Figure collection entries:
○ ○ ○ ○ ○ ○ ○
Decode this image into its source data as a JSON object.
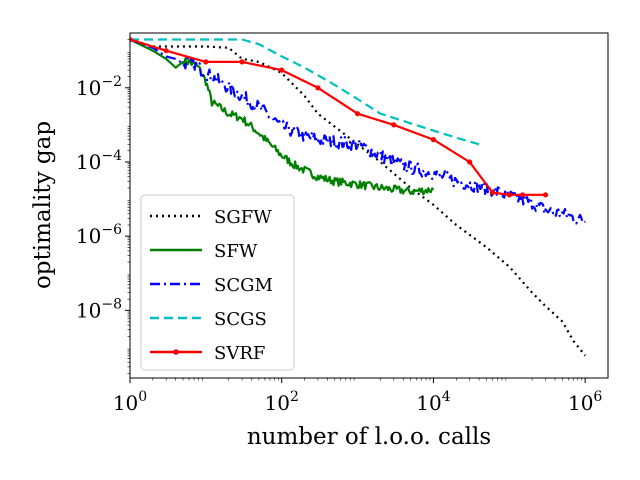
{
  "chart_data": {
    "type": "line",
    "title": "",
    "xlabel": "number of l.o.o. calls",
    "ylabel": "optimality gap",
    "xscale": "log",
    "yscale": "log",
    "xlim": [
      1,
      2000000
    ],
    "ylim": [
      1.5e-10,
      0.3
    ],
    "xticks": [
      {
        "value": 1,
        "base": "10",
        "exp": "0"
      },
      {
        "value": 100,
        "base": "10",
        "exp": "2"
      },
      {
        "value": 10000,
        "base": "10",
        "exp": "4"
      },
      {
        "value": 1000000,
        "base": "10",
        "exp": "6"
      }
    ],
    "yticks": [
      {
        "value": 1e-08,
        "base": "10",
        "exp": "−8"
      },
      {
        "value": 1e-06,
        "base": "10",
        "exp": "−6"
      },
      {
        "value": 0.0001,
        "base": "10",
        "exp": "−4"
      },
      {
        "value": 0.01,
        "base": "10",
        "exp": "−2"
      }
    ],
    "legend_position": "lower-left",
    "series": [
      {
        "name": "SGFW",
        "color": "#000000",
        "style": "dotted",
        "marker": "none",
        "x": [
          1,
          2,
          3,
          5,
          10,
          20,
          30,
          50,
          100,
          200,
          300,
          500,
          1000,
          2000,
          5000,
          10000,
          20000,
          50000,
          100000,
          200000,
          300000,
          500000,
          700000,
          1000000
        ],
        "y": [
          0.2,
          0.13,
          0.13,
          0.13,
          0.13,
          0.12,
          0.06,
          0.05,
          0.025,
          0.006,
          0.002,
          0.0009,
          0.0003,
          0.0001,
          2e-05,
          7e-06,
          2e-06,
          5e-07,
          1.5e-07,
          3e-08,
          1.3e-08,
          5e-09,
          1.5e-09,
          6e-10
        ]
      },
      {
        "name": "SFW",
        "color": "#008000",
        "style": "solid",
        "marker": "none",
        "x": [
          1,
          2,
          3,
          4,
          5,
          6,
          8,
          10,
          12,
          15,
          20,
          30,
          50,
          70,
          100,
          150,
          200,
          300,
          500,
          1000,
          2000,
          5000,
          10000
        ],
        "y": [
          0.2,
          0.1,
          0.06,
          0.035,
          0.05,
          0.05,
          0.035,
          0.015,
          0.004,
          0.003,
          0.002,
          0.0015,
          0.0006,
          0.0003,
          0.00015,
          8e-05,
          6e-05,
          4e-05,
          3e-05,
          2.5e-05,
          2e-05,
          1.6e-05,
          1.8e-05
        ]
      },
      {
        "name": "SCGM",
        "color": "#0000ff",
        "style": "dashdot",
        "marker": "none",
        "x": [
          1,
          2,
          3,
          4,
          5,
          6,
          8,
          10,
          15,
          20,
          30,
          50,
          100,
          200,
          300,
          500,
          1000,
          2000,
          3000,
          5000,
          10000,
          20000,
          50000,
          100000,
          200000,
          300000,
          500000,
          1000000
        ],
        "y": [
          0.2,
          0.12,
          0.07,
          0.06,
          0.045,
          0.05,
          0.035,
          0.025,
          0.015,
          0.01,
          0.006,
          0.003,
          0.0009,
          0.0005,
          0.0004,
          0.00035,
          0.0003,
          0.00015,
          0.0001,
          7e-05,
          5e-05,
          3e-05,
          2e-05,
          1.2e-05,
          8e-06,
          5e-06,
          4e-06,
          2.5e-06
        ]
      },
      {
        "name": "SCGS",
        "color": "#00bfbf",
        "style": "dashed",
        "marker": "none",
        "x": [
          1,
          2,
          5,
          10,
          20,
          30,
          50,
          100,
          200,
          500,
          1000,
          2000,
          5000,
          10000,
          20000,
          40000
        ],
        "y": [
          0.2,
          0.2,
          0.2,
          0.2,
          0.2,
          0.2,
          0.15,
          0.07,
          0.035,
          0.012,
          0.005,
          0.002,
          0.0011,
          0.0007,
          0.00045,
          0.0003
        ]
      },
      {
        "name": "SVRF",
        "color": "#ff0000",
        "style": "solid",
        "marker": "dot",
        "x": [
          1,
          3,
          10,
          30,
          100,
          300,
          1000,
          3000,
          10000,
          30000,
          60000,
          100000,
          150000,
          300000
        ],
        "y": [
          0.2,
          0.1,
          0.05,
          0.05,
          0.03,
          0.01,
          0.002,
          0.001,
          0.0004,
          0.0001,
          1.5e-05,
          1.3e-05,
          1.3e-05,
          1.3e-05
        ]
      }
    ]
  }
}
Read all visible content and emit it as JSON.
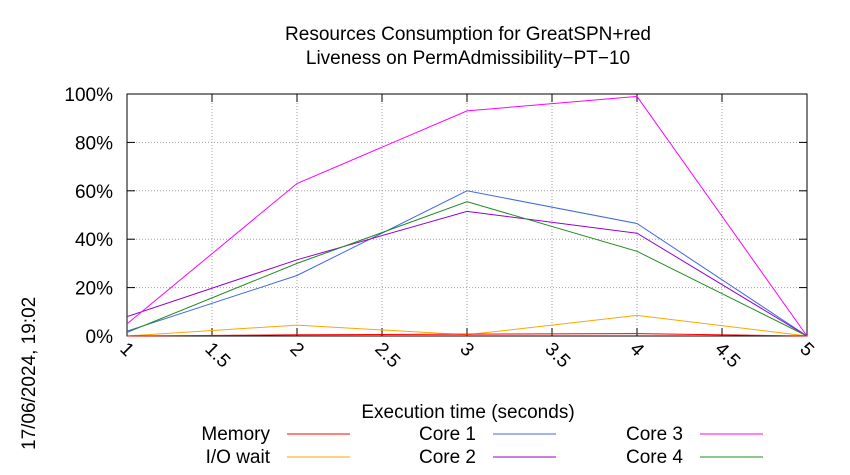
{
  "chart_data": {
    "type": "line",
    "title": [
      "Resources Consumption for GreatSPN+red",
      "Liveness on PermAdmissibility−PT−10"
    ],
    "xlabel": "Execution time (seconds)",
    "ylabel": "",
    "side_label": "17/06/2024, 19:02",
    "xlim": [
      1,
      5
    ],
    "ylim": [
      0,
      100
    ],
    "x_ticks": [
      "1",
      "1.5",
      "2",
      "2.5",
      "3",
      "3.5",
      "4",
      "4.5",
      "5"
    ],
    "x_tick_values": [
      1,
      1.5,
      2,
      2.5,
      3,
      3.5,
      4,
      4.5,
      5
    ],
    "y_ticks": [
      "0%",
      "20%",
      "40%",
      "60%",
      "80%",
      "100%"
    ],
    "y_tick_values": [
      0,
      20,
      40,
      60,
      80,
      100
    ],
    "grid": true,
    "legend_position": "bottom",
    "x": [
      1,
      2,
      3,
      4,
      5
    ],
    "series": [
      {
        "name": "Memory",
        "color": "#ff0000",
        "values": [
          0,
          0.5,
          0.8,
          1.0,
          0
        ]
      },
      {
        "name": "I/O wait",
        "color": "#ffa500",
        "values": [
          0,
          4.5,
          0.5,
          8.5,
          0
        ]
      },
      {
        "name": "Core 1",
        "color": "#4169e1",
        "values": [
          2,
          25,
          60,
          46.5,
          0
        ]
      },
      {
        "name": "Core 2",
        "color": "#9400d3",
        "values": [
          8,
          31.5,
          51.5,
          42.5,
          0
        ]
      },
      {
        "name": "Core 3",
        "color": "#ff00ff",
        "values": [
          5,
          63,
          93,
          99,
          0
        ]
      },
      {
        "name": "Core 4",
        "color": "#228b22",
        "values": [
          1.5,
          30,
          55.5,
          35,
          0
        ]
      }
    ]
  }
}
○ ○ ○ ○ ○ ○ ○
EXERCISE DIRECTIONS: In the entries above, how many lines hold the word "name"? State the number and nothing else.

THE RESPONSE: 11